*YOUR OBJECTIVE:* Find how many lines of the listing include the string "其他社会保障和就业支出", and report only that figure.

*DATA LINES:*
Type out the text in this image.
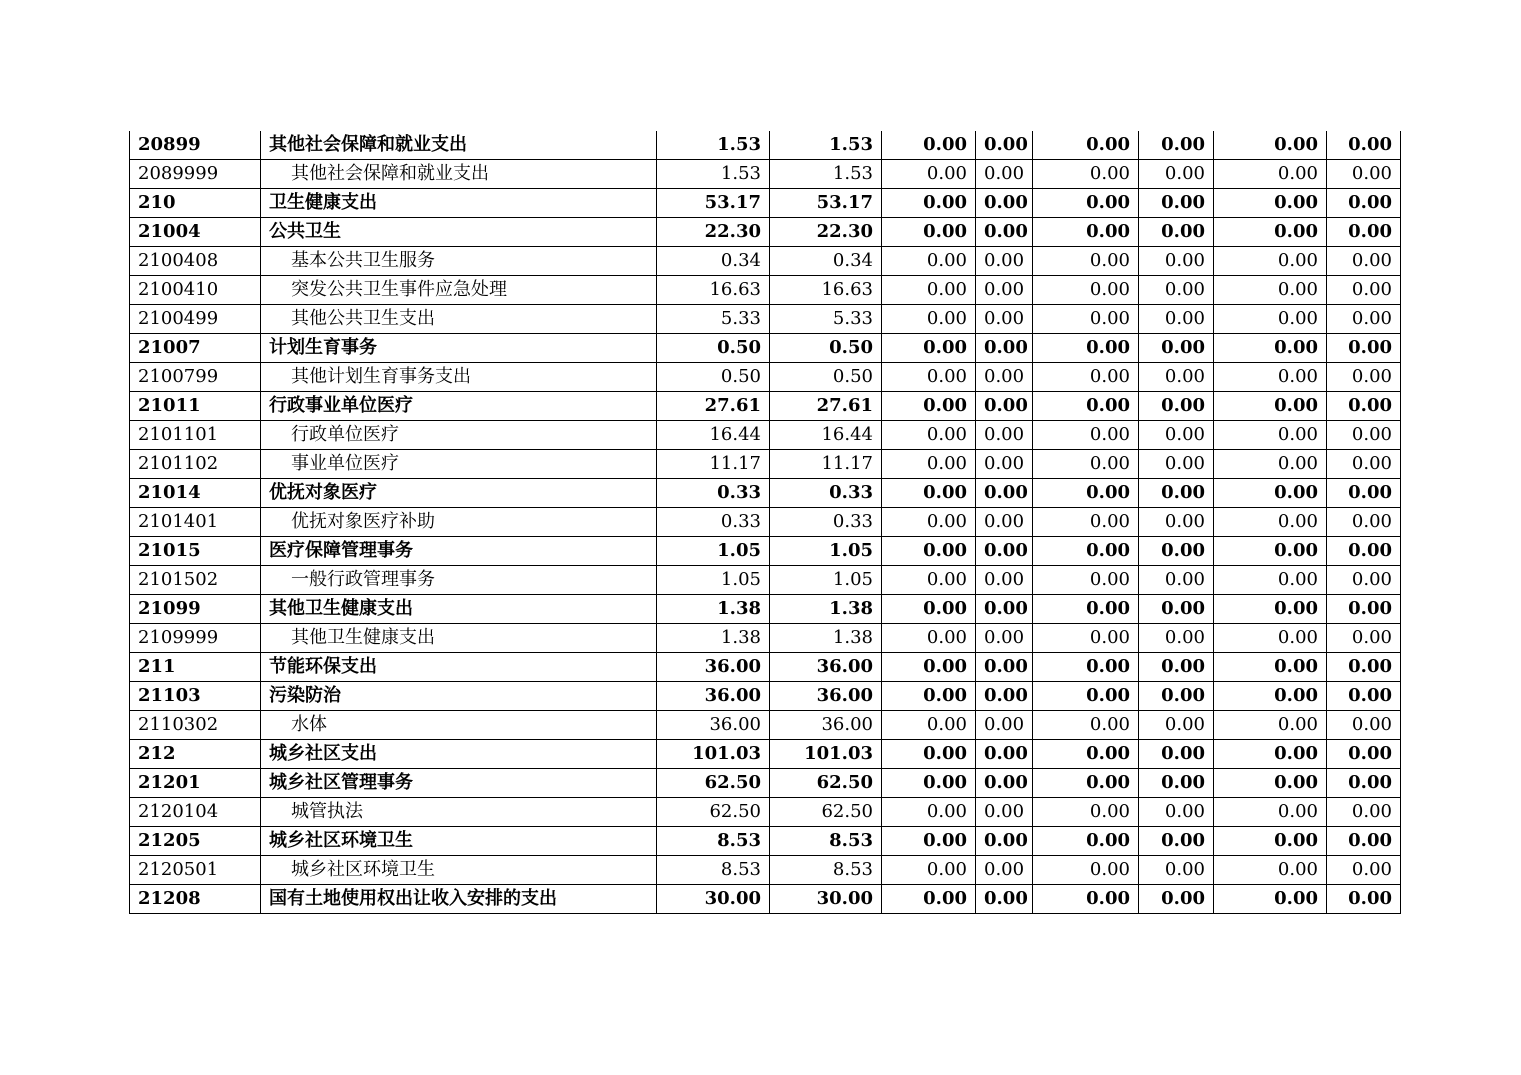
20899	其他社会保障和就业支出	1.53	1.53	0.00	0.00	0.00	0.00	0.00	0.00
2089999	其他社会保障和就业支出	1.53	1.53	0.00	0.00	0.00	0.00	0.00	0.00
210	卫生健康支出	53.17	53.17	0.00	0.00	0.00	0.00	0.00	0.00
21004	公共卫生	22.30	22.30	0.00	0.00	0.00	0.00	0.00	0.00
2100408	基本公共卫生服务	0.34	0.34	0.00	0.00	0.00	0.00	0.00	0.00
2100410	突发公共卫生事件应急处理	16.63	16.63	0.00	0.00	0.00	0.00	0.00	0.00
2100499	其他公共卫生支出	5.33	5.33	0.00	0.00	0.00	0.00	0.00	0.00
21007	计划生育事务	0.50	0.50	0.00	0.00	0.00	0.00	0.00	0.00
2100799	其他计划生育事务支出	0.50	0.50	0.00	0.00	0.00	0.00	0.00	0.00
21011	行政事业单位医疗	27.61	27.61	0.00	0.00	0.00	0.00	0.00	0.00
2101101	行政单位医疗	16.44	16.44	0.00	0.00	0.00	0.00	0.00	0.00
2101102	事业单位医疗	11.17	11.17	0.00	0.00	0.00	0.00	0.00	0.00
21014	优抚对象医疗	0.33	0.33	0.00	0.00	0.00	0.00	0.00	0.00
2101401	优抚对象医疗补助	0.33	0.33	0.00	0.00	0.00	0.00	0.00	0.00
21015	医疗保障管理事务	1.05	1.05	0.00	0.00	0.00	0.00	0.00	0.00
2101502	一般行政管理事务	1.05	1.05	0.00	0.00	0.00	0.00	0.00	0.00
21099	其他卫生健康支出	1.38	1.38	0.00	0.00	0.00	0.00	0.00	0.00
2109999	其他卫生健康支出	1.38	1.38	0.00	0.00	0.00	0.00	0.00	0.00
211	节能环保支出	36.00	36.00	0.00	0.00	0.00	0.00	0.00	0.00
21103	污染防治	36.00	36.00	0.00	0.00	0.00	0.00	0.00	0.00
2110302	水体	36.00	36.00	0.00	0.00	0.00	0.00	0.00	0.00
212	城乡社区支出	101.03	101.03	0.00	0.00	0.00	0.00	0.00	0.00
21201	城乡社区管理事务	62.50	62.50	0.00	0.00	0.00	0.00	0.00	0.00
2120104	城管执法	62.50	62.50	0.00	0.00	0.00	0.00	0.00	0.00
21205	城乡社区环境卫生	8.53	8.53	0.00	0.00	0.00	0.00	0.00	0.00
2120501	城乡社区环境卫生	8.53	8.53	0.00	0.00	0.00	0.00	0.00	0.00
21208	国有土地使用权出让收入安排的支出	30.00	30.00	0.00	0.00	0.00	0.00	0.00	0.00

*EXERCISE RESULT:* 2